# [The task]
Reply with one number: how many lines contain the word "časť".

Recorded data
----------------
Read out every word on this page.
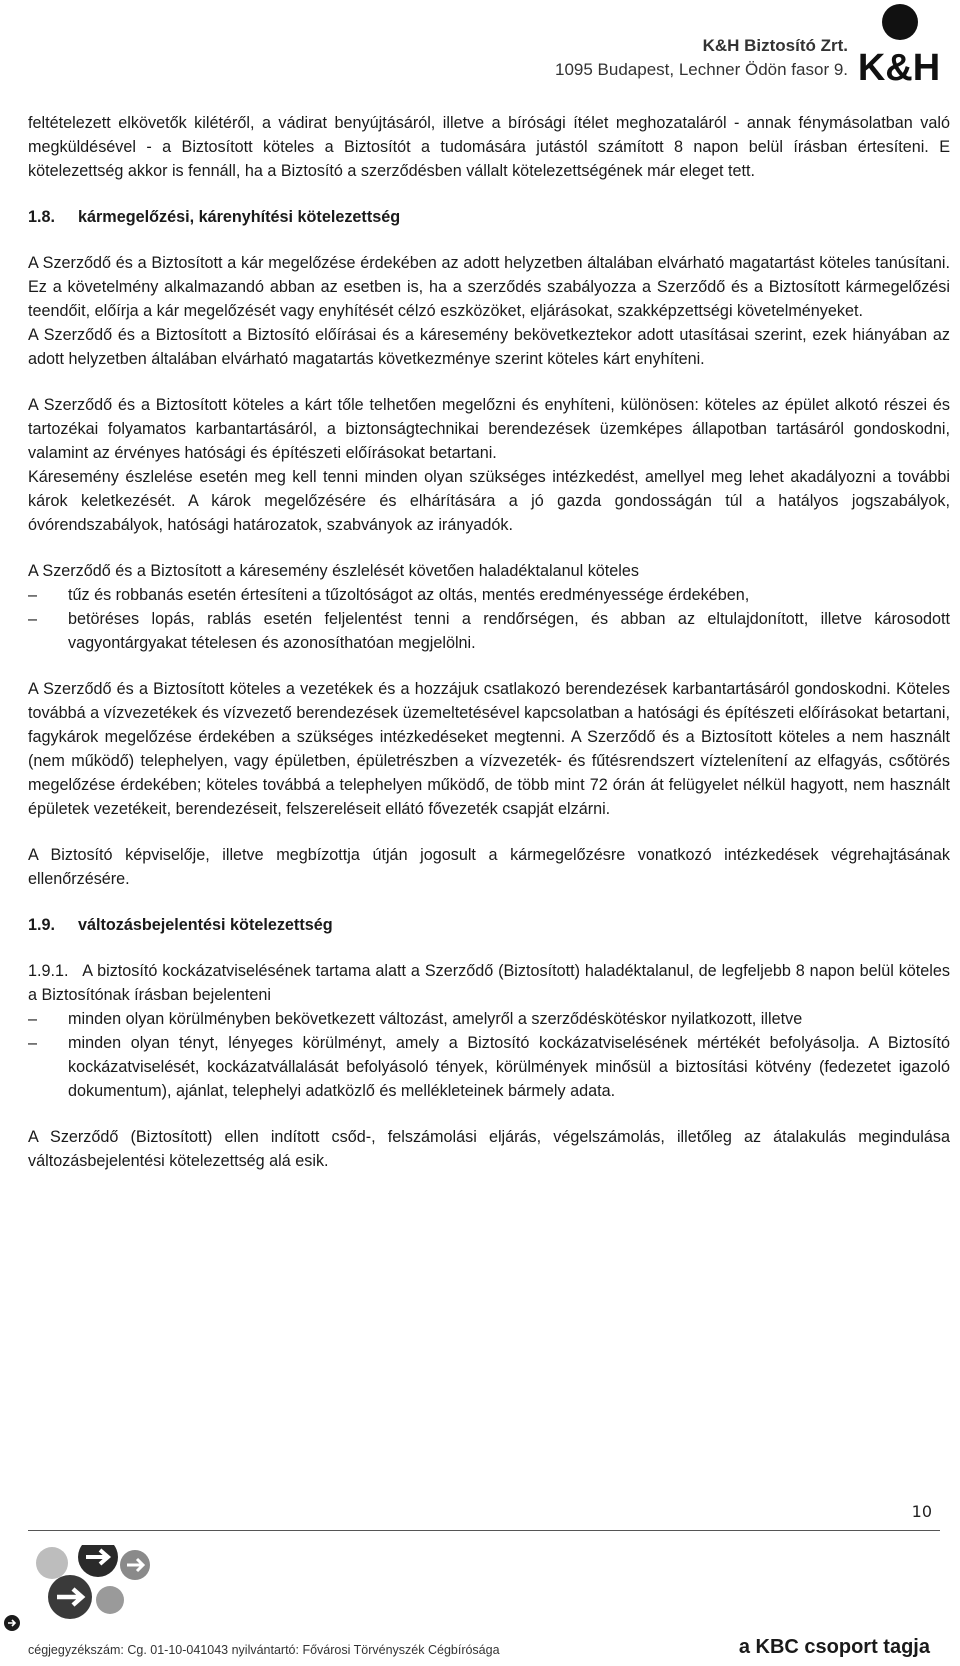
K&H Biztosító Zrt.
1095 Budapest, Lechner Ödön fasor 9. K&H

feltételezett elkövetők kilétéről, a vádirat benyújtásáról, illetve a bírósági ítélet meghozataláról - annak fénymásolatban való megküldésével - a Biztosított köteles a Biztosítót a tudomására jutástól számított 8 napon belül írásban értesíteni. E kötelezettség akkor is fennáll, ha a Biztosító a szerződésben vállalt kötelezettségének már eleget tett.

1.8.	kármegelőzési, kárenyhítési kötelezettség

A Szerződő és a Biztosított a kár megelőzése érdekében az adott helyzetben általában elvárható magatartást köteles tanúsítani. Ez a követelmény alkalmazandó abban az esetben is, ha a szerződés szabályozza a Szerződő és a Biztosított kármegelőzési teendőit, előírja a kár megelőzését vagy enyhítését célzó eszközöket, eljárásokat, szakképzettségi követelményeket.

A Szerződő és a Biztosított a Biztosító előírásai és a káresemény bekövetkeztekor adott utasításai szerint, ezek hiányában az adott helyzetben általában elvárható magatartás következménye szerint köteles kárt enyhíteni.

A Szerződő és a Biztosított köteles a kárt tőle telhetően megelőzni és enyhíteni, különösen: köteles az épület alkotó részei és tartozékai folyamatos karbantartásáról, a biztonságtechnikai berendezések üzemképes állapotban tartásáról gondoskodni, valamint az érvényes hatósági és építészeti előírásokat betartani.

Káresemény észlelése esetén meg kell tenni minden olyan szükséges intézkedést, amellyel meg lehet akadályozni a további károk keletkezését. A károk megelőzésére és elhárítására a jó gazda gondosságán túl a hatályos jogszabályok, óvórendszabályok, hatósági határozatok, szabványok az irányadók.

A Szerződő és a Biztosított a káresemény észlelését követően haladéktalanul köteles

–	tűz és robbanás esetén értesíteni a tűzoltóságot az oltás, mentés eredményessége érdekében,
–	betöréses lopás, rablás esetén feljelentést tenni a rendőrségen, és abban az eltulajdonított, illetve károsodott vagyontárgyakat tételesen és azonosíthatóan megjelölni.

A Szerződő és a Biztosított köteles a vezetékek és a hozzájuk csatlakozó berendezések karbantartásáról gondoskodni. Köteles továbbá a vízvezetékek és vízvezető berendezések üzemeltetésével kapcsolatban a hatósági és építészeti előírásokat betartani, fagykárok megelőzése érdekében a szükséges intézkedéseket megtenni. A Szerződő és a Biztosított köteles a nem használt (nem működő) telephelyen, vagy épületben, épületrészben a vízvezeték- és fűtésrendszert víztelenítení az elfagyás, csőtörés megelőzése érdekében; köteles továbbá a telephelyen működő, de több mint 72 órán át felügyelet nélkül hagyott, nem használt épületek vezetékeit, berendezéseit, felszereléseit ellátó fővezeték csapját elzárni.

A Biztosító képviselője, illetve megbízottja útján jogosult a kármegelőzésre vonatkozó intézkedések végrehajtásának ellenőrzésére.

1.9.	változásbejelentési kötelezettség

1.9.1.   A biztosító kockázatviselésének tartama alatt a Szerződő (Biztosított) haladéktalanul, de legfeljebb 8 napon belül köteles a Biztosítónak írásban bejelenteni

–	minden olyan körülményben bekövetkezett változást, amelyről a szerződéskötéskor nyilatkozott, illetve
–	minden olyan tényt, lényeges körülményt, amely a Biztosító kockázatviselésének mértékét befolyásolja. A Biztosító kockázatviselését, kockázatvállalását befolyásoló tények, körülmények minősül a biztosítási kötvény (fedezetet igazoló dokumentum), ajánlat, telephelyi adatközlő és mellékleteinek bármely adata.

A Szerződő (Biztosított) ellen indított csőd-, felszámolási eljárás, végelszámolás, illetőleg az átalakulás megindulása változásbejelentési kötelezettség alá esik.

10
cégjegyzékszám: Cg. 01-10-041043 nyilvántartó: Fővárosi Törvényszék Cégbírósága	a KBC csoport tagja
----------------
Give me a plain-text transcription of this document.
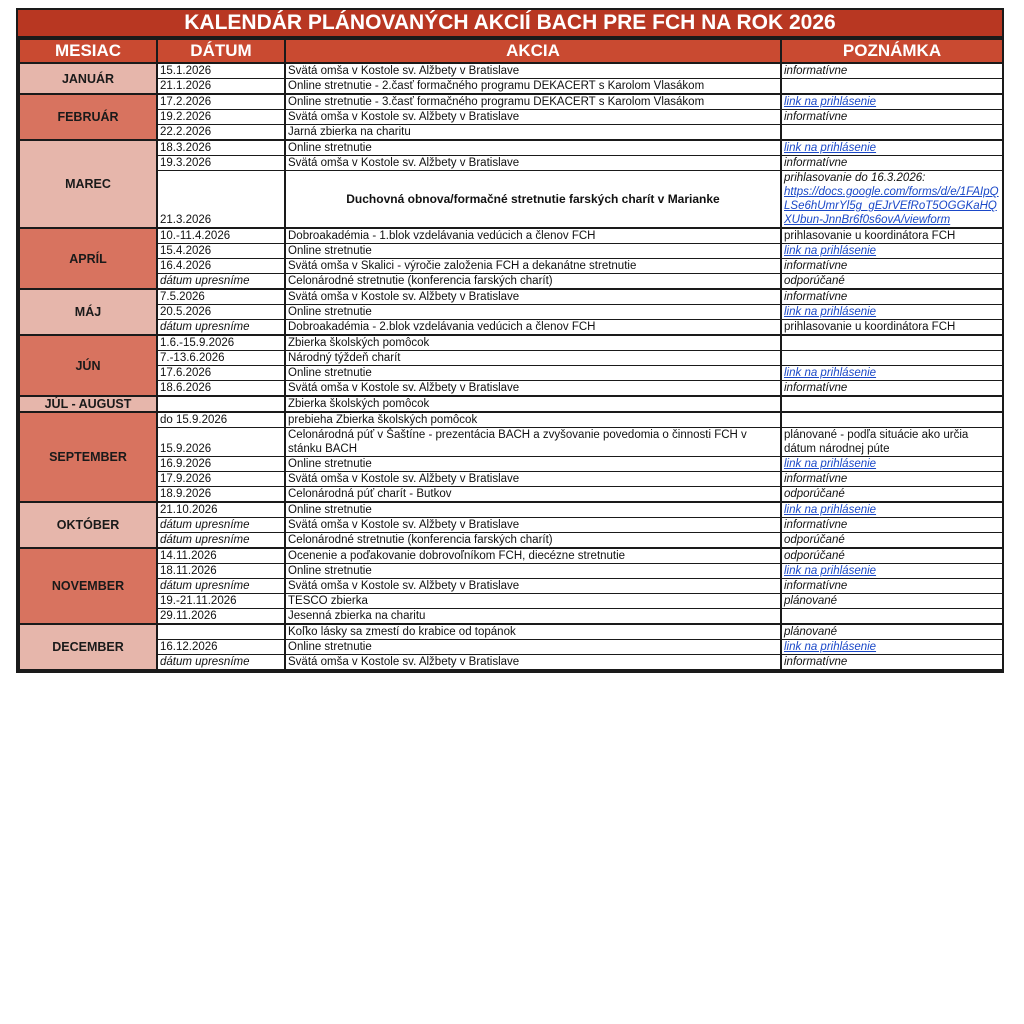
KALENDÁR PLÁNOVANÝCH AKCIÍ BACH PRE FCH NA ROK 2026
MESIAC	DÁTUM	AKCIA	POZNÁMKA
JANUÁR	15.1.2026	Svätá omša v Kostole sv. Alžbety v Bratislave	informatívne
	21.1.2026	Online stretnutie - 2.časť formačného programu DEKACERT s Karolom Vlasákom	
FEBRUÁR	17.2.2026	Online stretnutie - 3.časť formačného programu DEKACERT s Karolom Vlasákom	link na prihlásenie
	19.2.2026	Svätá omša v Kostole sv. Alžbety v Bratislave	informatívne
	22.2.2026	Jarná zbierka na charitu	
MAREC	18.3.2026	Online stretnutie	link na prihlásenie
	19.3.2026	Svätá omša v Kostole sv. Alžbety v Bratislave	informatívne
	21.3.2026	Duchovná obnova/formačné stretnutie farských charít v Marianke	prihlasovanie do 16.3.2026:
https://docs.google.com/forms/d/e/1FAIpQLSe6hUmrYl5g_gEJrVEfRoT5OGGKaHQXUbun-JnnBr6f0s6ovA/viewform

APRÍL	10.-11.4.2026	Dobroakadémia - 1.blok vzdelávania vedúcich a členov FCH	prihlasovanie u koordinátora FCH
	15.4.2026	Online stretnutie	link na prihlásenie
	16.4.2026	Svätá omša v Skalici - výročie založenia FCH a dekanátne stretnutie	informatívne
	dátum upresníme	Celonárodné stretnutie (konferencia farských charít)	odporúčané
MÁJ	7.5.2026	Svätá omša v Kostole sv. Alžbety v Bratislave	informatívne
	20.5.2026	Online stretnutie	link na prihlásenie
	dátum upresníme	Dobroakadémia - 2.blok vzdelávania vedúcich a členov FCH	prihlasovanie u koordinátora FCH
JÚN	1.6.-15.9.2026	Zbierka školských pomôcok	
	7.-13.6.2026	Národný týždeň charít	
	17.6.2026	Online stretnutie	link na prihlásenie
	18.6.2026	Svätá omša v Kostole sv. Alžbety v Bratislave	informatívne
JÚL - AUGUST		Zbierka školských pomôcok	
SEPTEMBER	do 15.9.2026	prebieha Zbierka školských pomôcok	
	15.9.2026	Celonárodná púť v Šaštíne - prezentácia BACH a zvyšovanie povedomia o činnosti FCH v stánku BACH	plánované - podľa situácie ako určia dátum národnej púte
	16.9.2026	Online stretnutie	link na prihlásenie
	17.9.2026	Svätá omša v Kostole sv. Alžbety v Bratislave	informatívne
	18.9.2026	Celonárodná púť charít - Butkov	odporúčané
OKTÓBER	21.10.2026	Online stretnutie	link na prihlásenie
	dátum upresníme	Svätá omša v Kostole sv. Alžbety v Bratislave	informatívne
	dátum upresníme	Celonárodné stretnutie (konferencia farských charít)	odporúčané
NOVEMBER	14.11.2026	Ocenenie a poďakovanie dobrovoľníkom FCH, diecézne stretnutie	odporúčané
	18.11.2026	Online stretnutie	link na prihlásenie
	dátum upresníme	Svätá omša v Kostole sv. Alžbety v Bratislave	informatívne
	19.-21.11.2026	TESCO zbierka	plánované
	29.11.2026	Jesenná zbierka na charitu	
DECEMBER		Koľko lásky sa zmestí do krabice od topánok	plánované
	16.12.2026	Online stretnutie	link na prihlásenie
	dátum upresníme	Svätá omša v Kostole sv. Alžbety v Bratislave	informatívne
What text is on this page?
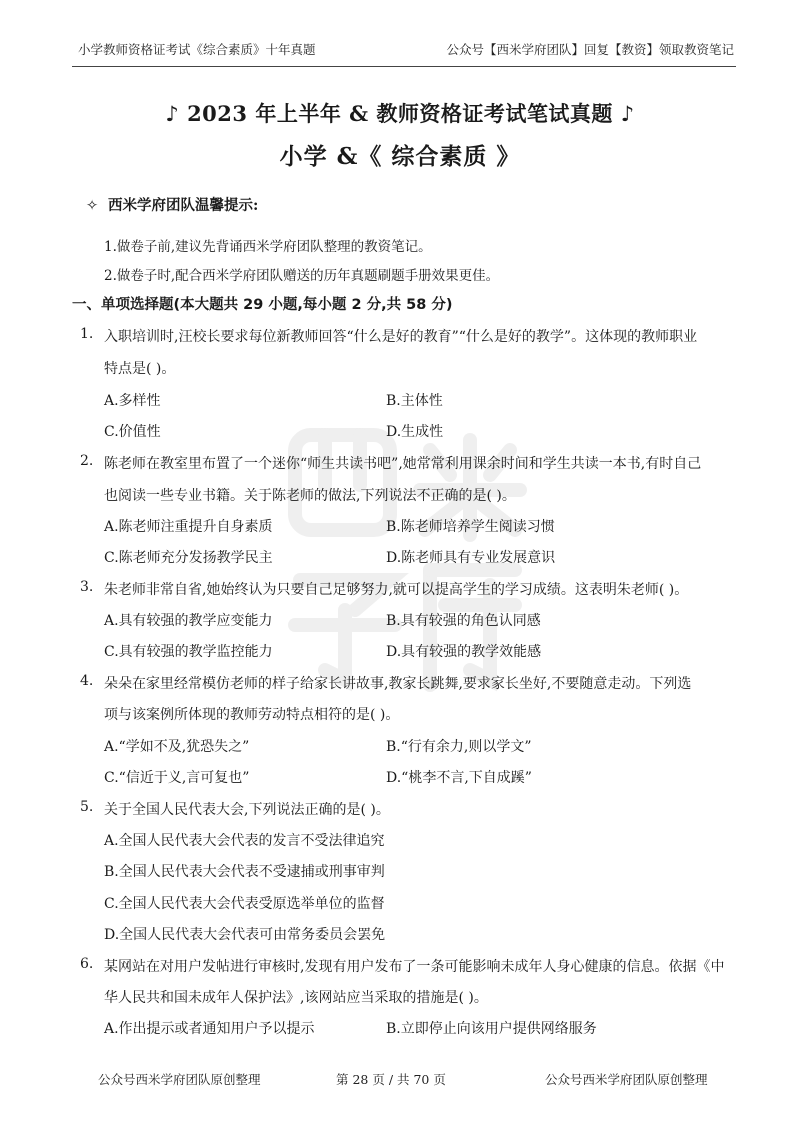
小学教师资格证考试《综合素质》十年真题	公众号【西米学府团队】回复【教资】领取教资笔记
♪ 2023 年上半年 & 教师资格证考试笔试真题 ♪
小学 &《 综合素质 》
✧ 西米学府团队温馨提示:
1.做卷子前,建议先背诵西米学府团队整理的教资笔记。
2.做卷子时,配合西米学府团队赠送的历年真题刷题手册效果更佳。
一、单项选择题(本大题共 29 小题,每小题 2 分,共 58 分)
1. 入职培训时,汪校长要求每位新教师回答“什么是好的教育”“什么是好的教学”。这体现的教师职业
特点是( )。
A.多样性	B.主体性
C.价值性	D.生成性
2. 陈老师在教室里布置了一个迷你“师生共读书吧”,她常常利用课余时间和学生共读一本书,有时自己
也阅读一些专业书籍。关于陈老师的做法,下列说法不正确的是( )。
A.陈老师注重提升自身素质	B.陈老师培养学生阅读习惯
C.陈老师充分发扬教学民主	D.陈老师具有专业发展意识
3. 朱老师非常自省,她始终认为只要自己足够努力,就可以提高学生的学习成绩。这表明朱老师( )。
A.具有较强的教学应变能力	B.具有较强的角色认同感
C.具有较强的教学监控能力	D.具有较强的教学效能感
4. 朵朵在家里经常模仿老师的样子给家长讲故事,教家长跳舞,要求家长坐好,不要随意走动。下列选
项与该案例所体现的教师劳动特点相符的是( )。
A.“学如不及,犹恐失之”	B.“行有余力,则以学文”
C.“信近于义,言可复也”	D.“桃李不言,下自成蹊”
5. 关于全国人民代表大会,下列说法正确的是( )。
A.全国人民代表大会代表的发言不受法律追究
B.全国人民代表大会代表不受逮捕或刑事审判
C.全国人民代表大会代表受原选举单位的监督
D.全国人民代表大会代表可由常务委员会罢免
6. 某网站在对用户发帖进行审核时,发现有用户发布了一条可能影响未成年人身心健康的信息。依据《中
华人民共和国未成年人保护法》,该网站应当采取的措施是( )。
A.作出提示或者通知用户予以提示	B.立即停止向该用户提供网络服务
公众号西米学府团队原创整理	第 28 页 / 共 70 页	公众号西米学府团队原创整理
----------------
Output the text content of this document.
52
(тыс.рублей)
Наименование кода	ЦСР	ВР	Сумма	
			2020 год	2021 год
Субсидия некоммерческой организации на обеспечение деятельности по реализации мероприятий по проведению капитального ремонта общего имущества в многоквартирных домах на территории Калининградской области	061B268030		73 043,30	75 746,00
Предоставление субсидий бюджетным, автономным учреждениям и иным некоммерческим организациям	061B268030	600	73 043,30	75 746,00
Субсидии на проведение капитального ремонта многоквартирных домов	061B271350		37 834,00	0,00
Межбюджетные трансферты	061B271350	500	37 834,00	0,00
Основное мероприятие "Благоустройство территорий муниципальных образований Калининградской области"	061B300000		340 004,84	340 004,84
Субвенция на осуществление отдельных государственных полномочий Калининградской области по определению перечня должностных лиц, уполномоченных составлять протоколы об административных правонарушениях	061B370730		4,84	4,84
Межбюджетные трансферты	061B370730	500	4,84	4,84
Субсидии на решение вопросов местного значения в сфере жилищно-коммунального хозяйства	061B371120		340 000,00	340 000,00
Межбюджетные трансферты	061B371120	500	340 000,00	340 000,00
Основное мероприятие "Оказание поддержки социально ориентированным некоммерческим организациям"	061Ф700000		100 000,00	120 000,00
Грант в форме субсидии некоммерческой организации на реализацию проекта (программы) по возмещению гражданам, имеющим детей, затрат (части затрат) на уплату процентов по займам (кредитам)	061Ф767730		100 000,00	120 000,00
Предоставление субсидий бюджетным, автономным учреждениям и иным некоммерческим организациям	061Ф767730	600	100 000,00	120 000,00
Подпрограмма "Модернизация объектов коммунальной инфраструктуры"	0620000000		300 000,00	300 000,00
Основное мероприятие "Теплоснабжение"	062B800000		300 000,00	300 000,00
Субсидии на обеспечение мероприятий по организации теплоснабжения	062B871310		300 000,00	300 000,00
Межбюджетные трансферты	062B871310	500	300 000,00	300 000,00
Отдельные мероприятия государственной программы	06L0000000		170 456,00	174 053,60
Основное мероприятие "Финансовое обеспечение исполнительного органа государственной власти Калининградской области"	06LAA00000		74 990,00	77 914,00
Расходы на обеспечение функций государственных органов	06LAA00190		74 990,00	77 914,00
----------------
# [Answer to the task]
2